[start of Raw records]
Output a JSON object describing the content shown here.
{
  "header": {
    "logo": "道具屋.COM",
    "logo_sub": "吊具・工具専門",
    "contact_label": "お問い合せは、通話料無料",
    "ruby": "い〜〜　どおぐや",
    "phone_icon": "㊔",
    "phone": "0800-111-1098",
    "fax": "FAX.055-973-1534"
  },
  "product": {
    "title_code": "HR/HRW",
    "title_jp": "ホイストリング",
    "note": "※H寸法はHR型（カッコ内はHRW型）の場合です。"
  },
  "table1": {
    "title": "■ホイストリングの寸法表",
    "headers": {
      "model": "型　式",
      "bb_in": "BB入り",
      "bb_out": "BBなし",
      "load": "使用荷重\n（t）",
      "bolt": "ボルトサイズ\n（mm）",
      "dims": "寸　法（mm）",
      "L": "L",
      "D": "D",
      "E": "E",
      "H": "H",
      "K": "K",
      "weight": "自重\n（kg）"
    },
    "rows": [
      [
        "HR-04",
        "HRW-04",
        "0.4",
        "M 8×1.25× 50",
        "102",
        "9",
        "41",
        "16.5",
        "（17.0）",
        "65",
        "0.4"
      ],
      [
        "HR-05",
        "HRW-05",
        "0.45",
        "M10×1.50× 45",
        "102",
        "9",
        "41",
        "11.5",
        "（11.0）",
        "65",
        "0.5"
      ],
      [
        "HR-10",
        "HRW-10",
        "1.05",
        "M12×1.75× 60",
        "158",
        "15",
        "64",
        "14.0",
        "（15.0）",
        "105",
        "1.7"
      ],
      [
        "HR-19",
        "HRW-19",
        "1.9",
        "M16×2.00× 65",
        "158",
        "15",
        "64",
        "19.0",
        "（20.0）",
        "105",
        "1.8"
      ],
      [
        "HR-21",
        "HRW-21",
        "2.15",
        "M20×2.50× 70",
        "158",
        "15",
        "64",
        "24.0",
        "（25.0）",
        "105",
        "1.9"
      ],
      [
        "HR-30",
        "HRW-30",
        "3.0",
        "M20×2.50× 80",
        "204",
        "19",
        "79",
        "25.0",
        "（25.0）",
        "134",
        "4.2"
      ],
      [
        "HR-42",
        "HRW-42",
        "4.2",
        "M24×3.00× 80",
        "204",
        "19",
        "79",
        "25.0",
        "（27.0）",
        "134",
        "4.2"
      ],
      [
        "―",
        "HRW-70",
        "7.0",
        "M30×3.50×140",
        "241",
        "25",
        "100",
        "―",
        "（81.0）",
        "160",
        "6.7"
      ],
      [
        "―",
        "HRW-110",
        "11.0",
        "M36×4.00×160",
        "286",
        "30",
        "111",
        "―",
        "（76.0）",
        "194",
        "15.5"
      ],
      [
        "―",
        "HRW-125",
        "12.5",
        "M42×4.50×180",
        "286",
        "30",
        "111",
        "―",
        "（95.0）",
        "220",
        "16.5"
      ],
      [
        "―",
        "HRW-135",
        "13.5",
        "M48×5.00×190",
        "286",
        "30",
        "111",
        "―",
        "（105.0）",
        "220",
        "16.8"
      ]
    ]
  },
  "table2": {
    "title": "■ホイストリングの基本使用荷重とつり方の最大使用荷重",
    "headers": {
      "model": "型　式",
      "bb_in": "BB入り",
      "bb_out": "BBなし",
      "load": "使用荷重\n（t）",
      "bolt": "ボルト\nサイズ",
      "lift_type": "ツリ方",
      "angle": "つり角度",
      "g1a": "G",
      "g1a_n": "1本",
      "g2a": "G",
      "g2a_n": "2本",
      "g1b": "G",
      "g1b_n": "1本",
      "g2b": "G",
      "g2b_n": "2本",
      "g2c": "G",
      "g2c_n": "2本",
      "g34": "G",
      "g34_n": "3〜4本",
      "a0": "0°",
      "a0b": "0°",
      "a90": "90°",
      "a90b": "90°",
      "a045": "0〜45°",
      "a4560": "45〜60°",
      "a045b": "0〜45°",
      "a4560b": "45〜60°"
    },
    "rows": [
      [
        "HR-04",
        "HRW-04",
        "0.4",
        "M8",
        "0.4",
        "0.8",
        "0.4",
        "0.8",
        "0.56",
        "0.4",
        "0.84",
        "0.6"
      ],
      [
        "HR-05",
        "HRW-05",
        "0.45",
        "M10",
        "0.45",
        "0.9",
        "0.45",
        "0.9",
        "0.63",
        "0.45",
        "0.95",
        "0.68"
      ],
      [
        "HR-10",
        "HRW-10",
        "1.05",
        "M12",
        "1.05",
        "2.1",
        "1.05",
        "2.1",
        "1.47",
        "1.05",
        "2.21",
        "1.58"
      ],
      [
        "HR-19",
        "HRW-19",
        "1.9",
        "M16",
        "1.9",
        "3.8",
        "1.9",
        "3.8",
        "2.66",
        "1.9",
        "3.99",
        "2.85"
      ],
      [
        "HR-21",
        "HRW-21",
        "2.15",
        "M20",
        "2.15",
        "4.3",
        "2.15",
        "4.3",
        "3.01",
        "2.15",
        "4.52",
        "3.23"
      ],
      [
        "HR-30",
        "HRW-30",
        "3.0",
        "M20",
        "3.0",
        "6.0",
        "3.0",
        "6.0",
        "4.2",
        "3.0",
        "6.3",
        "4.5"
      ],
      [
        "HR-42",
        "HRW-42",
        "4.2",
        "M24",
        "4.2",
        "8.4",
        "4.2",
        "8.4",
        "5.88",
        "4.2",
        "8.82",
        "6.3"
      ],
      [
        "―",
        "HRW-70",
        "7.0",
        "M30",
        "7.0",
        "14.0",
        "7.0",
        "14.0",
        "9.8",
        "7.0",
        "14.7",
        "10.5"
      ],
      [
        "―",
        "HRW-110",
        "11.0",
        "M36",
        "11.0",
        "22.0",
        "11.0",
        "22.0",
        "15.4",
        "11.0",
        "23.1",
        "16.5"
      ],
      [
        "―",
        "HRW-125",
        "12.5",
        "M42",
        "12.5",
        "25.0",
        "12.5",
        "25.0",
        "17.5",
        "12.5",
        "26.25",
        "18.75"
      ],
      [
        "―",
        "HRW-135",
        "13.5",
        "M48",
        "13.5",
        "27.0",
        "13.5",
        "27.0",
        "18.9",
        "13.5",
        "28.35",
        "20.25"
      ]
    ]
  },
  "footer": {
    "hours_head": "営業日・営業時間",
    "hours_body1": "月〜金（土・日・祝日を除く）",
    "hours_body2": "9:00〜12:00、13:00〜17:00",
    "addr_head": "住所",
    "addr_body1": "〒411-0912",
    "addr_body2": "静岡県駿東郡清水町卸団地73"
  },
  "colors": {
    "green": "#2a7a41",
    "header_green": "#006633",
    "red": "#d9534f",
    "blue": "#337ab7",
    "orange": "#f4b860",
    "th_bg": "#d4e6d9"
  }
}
[end of Raw records]
__Task to carry out__: Repeat the material above in full, exactly as it stands.

__The response__:
Output a JSON object describing the content shown here.
{
  "header": {
    "logo": "道具屋.COM",
    "logo_sub": "吊具・工具専門",
    "contact_label": "お問い合せは、通話料無料",
    "ruby": "い〜〜　どおぐや",
    "phone_icon": "㊔",
    "phone": "0800-111-1098",
    "fax": "FAX.055-973-1534"
  },
  "product": {
    "title_code": "HR/HRW",
    "title_jp": "ホイストリング",
    "note": "※H寸法はHR型（カッコ内はHRW型）の場合です。"
  },
  "table1": {
    "title": "■ホイストリングの寸法表",
    "headers": {
      "model": "型　式",
      "bb_in": "BB入り",
      "bb_out": "BBなし",
      "load": "使用荷重\n（t）",
      "bolt": "ボルトサイズ\n（mm）",
      "dims": "寸　法（mm）",
      "L": "L",
      "D": "D",
      "E": "E",
      "H": "H",
      "K": "K",
      "weight": "自重\n（kg）"
    },
    "rows": [
      [
        "HR-04",
        "HRW-04",
        "0.4",
        "M 8×1.25× 50",
        "102",
        "9",
        "41",
        "16.5",
        "（17.0）",
        "65",
        "0.4"
      ],
      [
        "HR-05",
        "HRW-05",
        "0.45",
        "M10×1.50× 45",
        "102",
        "9",
        "41",
        "11.5",
        "（11.0）",
        "65",
        "0.5"
      ],
      [
        "HR-10",
        "HRW-10",
        "1.05",
        "M12×1.75× 60",
        "158",
        "15",
        "64",
        "14.0",
        "（15.0）",
        "105",
        "1.7"
      ],
      [
        "HR-19",
        "HRW-19",
        "1.9",
        "M16×2.00× 65",
        "158",
        "15",
        "64",
        "19.0",
        "（20.0）",
        "105",
        "1.8"
      ],
      [
        "HR-21",
        "HRW-21",
        "2.15",
        "M20×2.50× 70",
        "158",
        "15",
        "64",
        "24.0",
        "（25.0）",
        "105",
        "1.9"
      ],
      [
        "HR-30",
        "HRW-30",
        "3.0",
        "M20×2.50× 80",
        "204",
        "19",
        "79",
        "25.0",
        "（25.0）",
        "134",
        "4.2"
      ],
      [
        "HR-42",
        "HRW-42",
        "4.2",
        "M24×3.00× 80",
        "204",
        "19",
        "79",
        "25.0",
        "（27.0）",
        "134",
        "4.2"
      ],
      [
        "―",
        "HRW-70",
        "7.0",
        "M30×3.50×140",
        "241",
        "25",
        "100",
        "―",
        "（81.0）",
        "160",
        "6.7"
      ],
      [
        "―",
        "HRW-110",
        "11.0",
        "M36×4.00×160",
        "286",
        "30",
        "111",
        "―",
        "（76.0）",
        "194",
        "15.5"
      ],
      [
        "―",
        "HRW-125",
        "12.5",
        "M42×4.50×180",
        "286",
        "30",
        "111",
        "―",
        "（95.0）",
        "220",
        "16.5"
      ],
      [
        "―",
        "HRW-135",
        "13.5",
        "M48×5.00×190",
        "286",
        "30",
        "111",
        "―",
        "（105.0）",
        "220",
        "16.8"
      ]
    ]
  },
  "table2": {
    "title": "■ホイストリングの基本使用荷重とつり方の最大使用荷重",
    "headers": {
      "model": "型　式",
      "bb_in": "BB入り",
      "bb_out": "BBなし",
      "load": "使用荷重\n（t）",
      "bolt": "ボルト\nサイズ",
      "lift_type": "ツリ方",
      "angle": "つり角度",
      "g1a": "G",
      "g1a_n": "1本",
      "g2a": "G",
      "g2a_n": "2本",
      "g1b": "G",
      "g1b_n": "1本",
      "g2b": "G",
      "g2b_n": "2本",
      "g2c": "G",
      "g2c_n": "2本",
      "g34": "G",
      "g34_n": "3〜4本",
      "a0": "0°",
      "a0b": "0°",
      "a90": "90°",
      "a90b": "90°",
      "a045": "0〜45°",
      "a4560": "45〜60°",
      "a045b": "0〜45°",
      "a4560b": "45〜60°"
    },
    "rows": [
      [
        "HR-04",
        "HRW-04",
        "0.4",
        "M8",
        "0.4",
        "0.8",
        "0.4",
        "0.8",
        "0.56",
        "0.4",
        "0.84",
        "0.6"
      ],
      [
        "HR-05",
        "HRW-05",
        "0.45",
        "M10",
        "0.45",
        "0.9",
        "0.45",
        "0.9",
        "0.63",
        "0.45",
        "0.95",
        "0.68"
      ],
      [
        "HR-10",
        "HRW-10",
        "1.05",
        "M12",
        "1.05",
        "2.1",
        "1.05",
        "2.1",
        "1.47",
        "1.05",
        "2.21",
        "1.58"
      ],
      [
        "HR-19",
        "HRW-19",
        "1.9",
        "M16",
        "1.9",
        "3.8",
        "1.9",
        "3.8",
        "2.66",
        "1.9",
        "3.99",
        "2.85"
      ],
      [
        "HR-21",
        "HRW-21",
        "2.15",
        "M20",
        "2.15",
        "4.3",
        "2.15",
        "4.3",
        "3.01",
        "2.15",
        "4.52",
        "3.23"
      ],
      [
        "HR-30",
        "HRW-30",
        "3.0",
        "M20",
        "3.0",
        "6.0",
        "3.0",
        "6.0",
        "4.2",
        "3.0",
        "6.3",
        "4.5"
      ],
      [
        "HR-42",
        "HRW-42",
        "4.2",
        "M24",
        "4.2",
        "8.4",
        "4.2",
        "8.4",
        "5.88",
        "4.2",
        "8.82",
        "6.3"
      ],
      [
        "―",
        "HRW-70",
        "7.0",
        "M30",
        "7.0",
        "14.0",
        "7.0",
        "14.0",
        "9.8",
        "7.0",
        "14.7",
        "10.5"
      ],
      [
        "―",
        "HRW-110",
        "11.0",
        "M36",
        "11.0",
        "22.0",
        "11.0",
        "22.0",
        "15.4",
        "11.0",
        "23.1",
        "16.5"
      ],
      [
        "―",
        "HRW-125",
        "12.5",
        "M42",
        "12.5",
        "25.0",
        "12.5",
        "25.0",
        "17.5",
        "12.5",
        "26.25",
        "18.75"
      ],
      [
        "―",
        "HRW-135",
        "13.5",
        "M48",
        "13.5",
        "27.0",
        "13.5",
        "27.0",
        "18.9",
        "13.5",
        "28.35",
        "20.25"
      ]
    ]
  },
  "footer": {
    "hours_head": "営業日・営業時間",
    "hours_body1": "月〜金（土・日・祝日を除く）",
    "hours_body2": "9:00〜12:00、13:00〜17:00",
    "addr_head": "住所",
    "addr_body1": "〒411-0912",
    "addr_body2": "静岡県駿東郡清水町卸団地73"
  },
  "colors": {
    "green": "#2a7a41",
    "header_green": "#006633",
    "red": "#d9534f",
    "blue": "#337ab7",
    "orange": "#f4b860",
    "th_bg": "#d4e6d9"
  }
}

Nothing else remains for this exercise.